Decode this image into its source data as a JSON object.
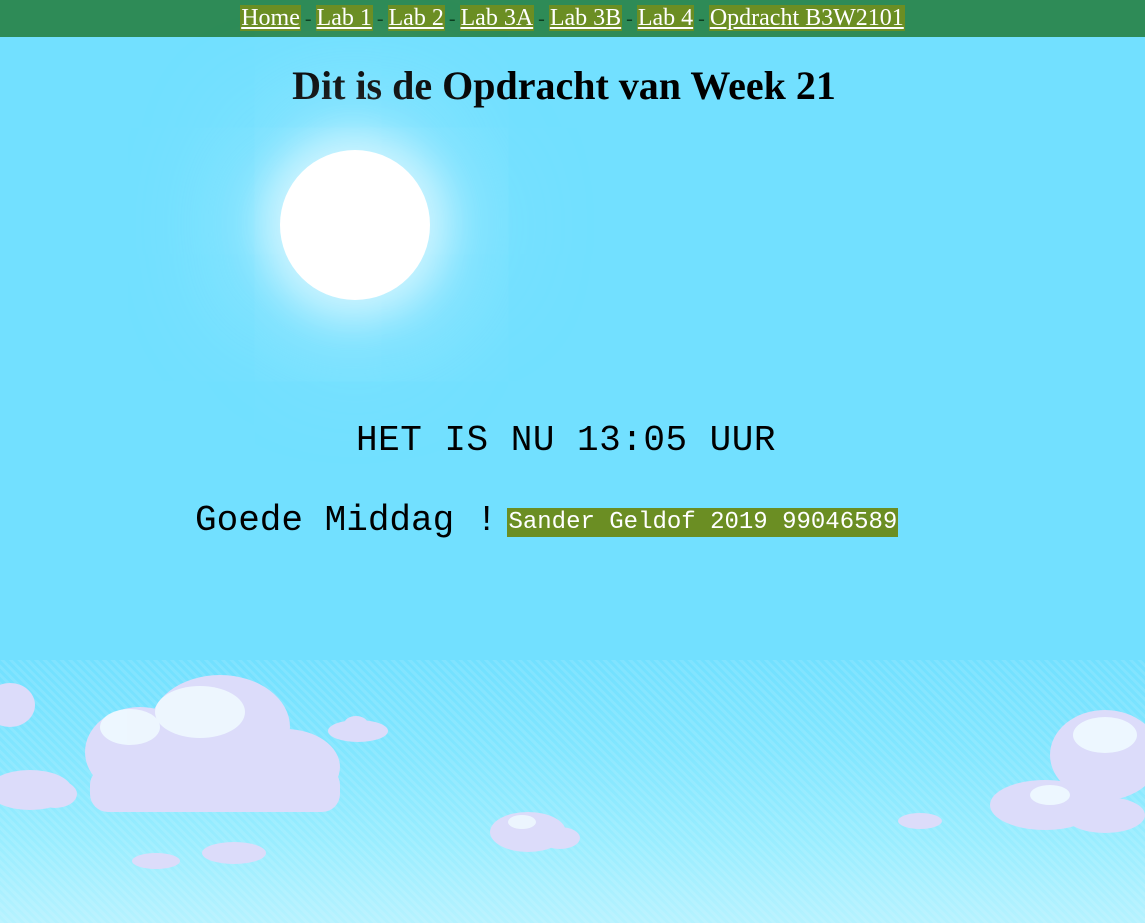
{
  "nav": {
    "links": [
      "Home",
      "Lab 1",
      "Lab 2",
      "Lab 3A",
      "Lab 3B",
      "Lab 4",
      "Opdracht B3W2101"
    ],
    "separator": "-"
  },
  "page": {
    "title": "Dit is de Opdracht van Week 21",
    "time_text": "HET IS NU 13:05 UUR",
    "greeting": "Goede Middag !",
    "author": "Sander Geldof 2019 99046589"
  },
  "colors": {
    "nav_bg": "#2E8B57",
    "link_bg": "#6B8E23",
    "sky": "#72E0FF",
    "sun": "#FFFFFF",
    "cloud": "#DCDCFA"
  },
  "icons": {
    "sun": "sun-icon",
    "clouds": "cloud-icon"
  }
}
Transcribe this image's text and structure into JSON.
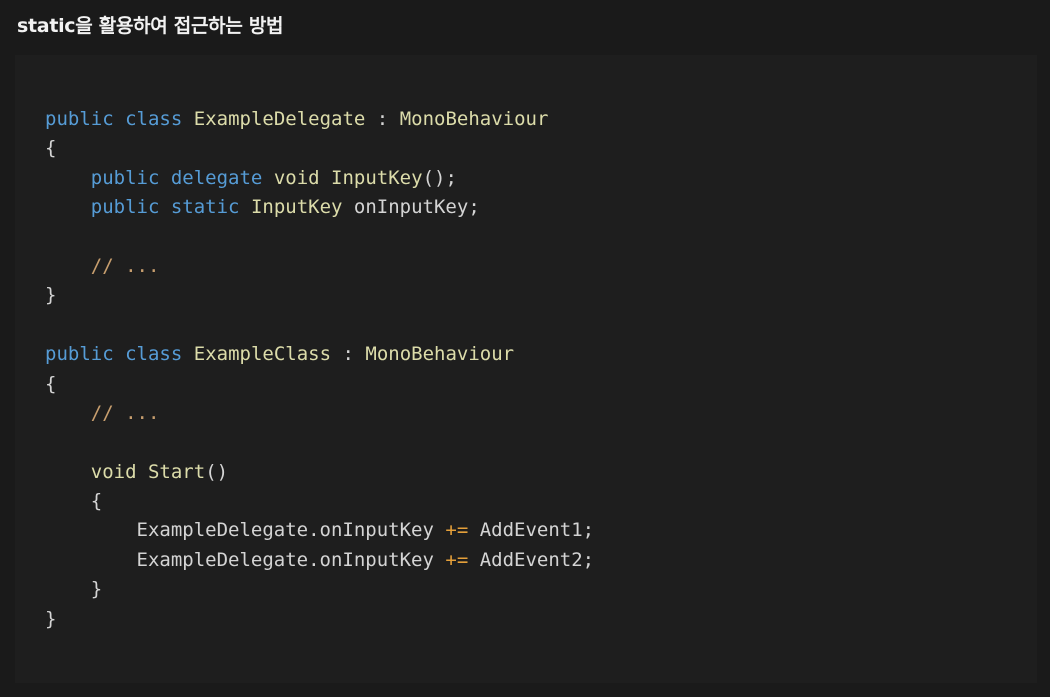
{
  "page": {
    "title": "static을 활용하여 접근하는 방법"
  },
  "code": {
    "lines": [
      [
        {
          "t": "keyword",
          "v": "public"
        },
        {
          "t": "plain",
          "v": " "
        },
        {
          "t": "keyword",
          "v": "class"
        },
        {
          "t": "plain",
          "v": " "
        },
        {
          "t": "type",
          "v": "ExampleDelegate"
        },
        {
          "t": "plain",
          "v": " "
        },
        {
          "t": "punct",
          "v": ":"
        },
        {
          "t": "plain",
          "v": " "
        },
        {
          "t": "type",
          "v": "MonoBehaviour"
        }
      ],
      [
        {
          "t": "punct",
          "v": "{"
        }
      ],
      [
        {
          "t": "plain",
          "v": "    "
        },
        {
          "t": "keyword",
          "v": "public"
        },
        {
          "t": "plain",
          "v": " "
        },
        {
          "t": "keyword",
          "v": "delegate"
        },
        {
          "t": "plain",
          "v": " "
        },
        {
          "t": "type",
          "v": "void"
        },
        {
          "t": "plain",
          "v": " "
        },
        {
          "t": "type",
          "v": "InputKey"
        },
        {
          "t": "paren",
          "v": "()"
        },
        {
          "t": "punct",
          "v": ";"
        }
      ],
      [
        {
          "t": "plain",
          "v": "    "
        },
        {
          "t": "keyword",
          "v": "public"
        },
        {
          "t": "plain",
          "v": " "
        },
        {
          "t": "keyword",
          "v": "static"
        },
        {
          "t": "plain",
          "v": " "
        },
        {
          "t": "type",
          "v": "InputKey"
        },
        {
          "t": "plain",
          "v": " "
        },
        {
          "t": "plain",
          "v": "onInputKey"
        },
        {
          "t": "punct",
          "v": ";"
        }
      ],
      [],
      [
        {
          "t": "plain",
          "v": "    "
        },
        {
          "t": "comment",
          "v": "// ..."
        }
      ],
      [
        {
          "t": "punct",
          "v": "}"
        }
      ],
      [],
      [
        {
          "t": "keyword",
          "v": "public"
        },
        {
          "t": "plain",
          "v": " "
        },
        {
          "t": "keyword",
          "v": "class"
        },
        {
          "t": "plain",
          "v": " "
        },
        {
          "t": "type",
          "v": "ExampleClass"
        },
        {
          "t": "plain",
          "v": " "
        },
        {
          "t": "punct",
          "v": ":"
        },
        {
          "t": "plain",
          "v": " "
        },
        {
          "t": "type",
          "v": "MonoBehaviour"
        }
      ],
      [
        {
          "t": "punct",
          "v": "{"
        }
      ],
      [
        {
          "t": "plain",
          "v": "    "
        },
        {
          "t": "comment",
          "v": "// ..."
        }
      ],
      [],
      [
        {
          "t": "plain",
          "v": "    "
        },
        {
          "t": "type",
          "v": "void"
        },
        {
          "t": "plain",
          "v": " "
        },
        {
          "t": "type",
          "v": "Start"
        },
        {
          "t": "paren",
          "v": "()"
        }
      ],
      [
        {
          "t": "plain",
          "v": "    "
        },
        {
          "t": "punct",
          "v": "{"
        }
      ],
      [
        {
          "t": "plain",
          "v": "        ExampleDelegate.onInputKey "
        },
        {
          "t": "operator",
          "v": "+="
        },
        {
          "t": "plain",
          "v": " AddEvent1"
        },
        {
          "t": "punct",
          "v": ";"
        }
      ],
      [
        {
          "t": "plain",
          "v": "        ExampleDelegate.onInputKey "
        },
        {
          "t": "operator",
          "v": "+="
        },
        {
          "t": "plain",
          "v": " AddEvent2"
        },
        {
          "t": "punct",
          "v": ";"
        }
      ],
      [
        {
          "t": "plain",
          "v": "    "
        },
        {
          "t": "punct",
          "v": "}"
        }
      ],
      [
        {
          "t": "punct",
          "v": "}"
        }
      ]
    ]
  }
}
________________________________________
• **Instructions for the task**:
Repeat the material verbatim. Do not carry over any picture.

• **Written solution**:
Decode this image into its source data as a JSON object.
{
  "nav": {
    "links": [
      "Home",
      "Lab 1",
      "Lab 2",
      "Lab 3A",
      "Lab 3B",
      "Lab 4",
      "Opdracht B3W2101"
    ],
    "separator": "-"
  },
  "page": {
    "title": "Dit is de Opdracht van Week 21",
    "time_text": "HET IS NU 13:05 UUR",
    "greeting": "Goede Middag !",
    "author": "Sander Geldof 2019 99046589"
  },
  "colors": {
    "nav_bg": "#2E8B57",
    "link_bg": "#6B8E23",
    "sky": "#72E0FF",
    "sun": "#FFFFFF",
    "cloud": "#DCDCFA"
  },
  "icons": {
    "sun": "sun-icon",
    "clouds": "cloud-icon"
  }
}
Transcribe this image's text and structure into JSON.
{
  "page": {
    "title": "static을 활용하여 접근하는 방법"
  },
  "code": {
    "lines": [
      [
        {
          "t": "keyword",
          "v": "public"
        },
        {
          "t": "plain",
          "v": " "
        },
        {
          "t": "keyword",
          "v": "class"
        },
        {
          "t": "plain",
          "v": " "
        },
        {
          "t": "type",
          "v": "ExampleDelegate"
        },
        {
          "t": "plain",
          "v": " "
        },
        {
          "t": "punct",
          "v": ":"
        },
        {
          "t": "plain",
          "v": " "
        },
        {
          "t": "type",
          "v": "MonoBehaviour"
        }
      ],
      [
        {
          "t": "punct",
          "v": "{"
        }
      ],
      [
        {
          "t": "plain",
          "v": "    "
        },
        {
          "t": "keyword",
          "v": "public"
        },
        {
          "t": "plain",
          "v": " "
        },
        {
          "t": "keyword",
          "v": "delegate"
        },
        {
          "t": "plain",
          "v": " "
        },
        {
          "t": "type",
          "v": "void"
        },
        {
          "t": "plain",
          "v": " "
        },
        {
          "t": "type",
          "v": "InputKey"
        },
        {
          "t": "paren",
          "v": "()"
        },
        {
          "t": "punct",
          "v": ";"
        }
      ],
      [
        {
          "t": "plain",
          "v": "    "
        },
        {
          "t": "keyword",
          "v": "public"
        },
        {
          "t": "plain",
          "v": " "
        },
        {
          "t": "keyword",
          "v": "static"
        },
        {
          "t": "plain",
          "v": " "
        },
        {
          "t": "type",
          "v": "InputKey"
        },
        {
          "t": "plain",
          "v": " "
        },
        {
          "t": "plain",
          "v": "onInputKey"
        },
        {
          "t": "punct",
          "v": ";"
        }
      ],
      [],
      [
        {
          "t": "plain",
          "v": "    "
        },
        {
          "t": "comment",
          "v": "// ..."
        }
      ],
      [
        {
          "t": "punct",
          "v": "}"
        }
      ],
      [],
      [
        {
          "t": "keyword",
          "v": "public"
        },
        {
          "t": "plain",
          "v": " "
        },
        {
          "t": "keyword",
          "v": "class"
        },
        {
          "t": "plain",
          "v": " "
        },
        {
          "t": "type",
          "v": "ExampleClass"
        },
        {
          "t": "plain",
          "v": " "
        },
        {
          "t": "punct",
          "v": ":"
        },
        {
          "t": "plain",
          "v": " "
        },
        {
          "t": "type",
          "v": "MonoBehaviour"
        }
      ],
      [
        {
          "t": "punct",
          "v": "{"
        }
      ],
      [
        {
          "t": "plain",
          "v": "    "
        },
        {
          "t": "comment",
          "v": "// ..."
        }
      ],
      [],
      [
        {
          "t": "plain",
          "v": "    "
        },
        {
          "t": "type",
          "v": "void"
        },
        {
          "t": "plain",
          "v": " "
        },
        {
          "t": "type",
          "v": "Start"
        },
        {
          "t": "paren",
          "v": "()"
        }
      ],
      [
        {
          "t": "plain",
          "v": "    "
        },
        {
          "t": "punct",
          "v": "{"
        }
      ],
      [
        {
          "t": "plain",
          "v": "        ExampleDelegate.onInputKey "
        },
        {
          "t": "operator",
          "v": "+="
        },
        {
          "t": "plain",
          "v": " AddEvent1"
        },
        {
          "t": "punct",
          "v": ";"
        }
      ],
      [
        {
          "t": "plain",
          "v": "        ExampleDelegate.onInputKey "
        },
        {
          "t": "operator",
          "v": "+="
        },
        {
          "t": "plain",
          "v": " AddEvent2"
        },
        {
          "t": "punct",
          "v": ";"
        }
      ],
      [
        {
          "t": "plain",
          "v": "    "
        },
        {
          "t": "punct",
          "v": "}"
        }
      ],
      [
        {
          "t": "punct",
          "v": "}"
        }
      ]
    ]
  }
}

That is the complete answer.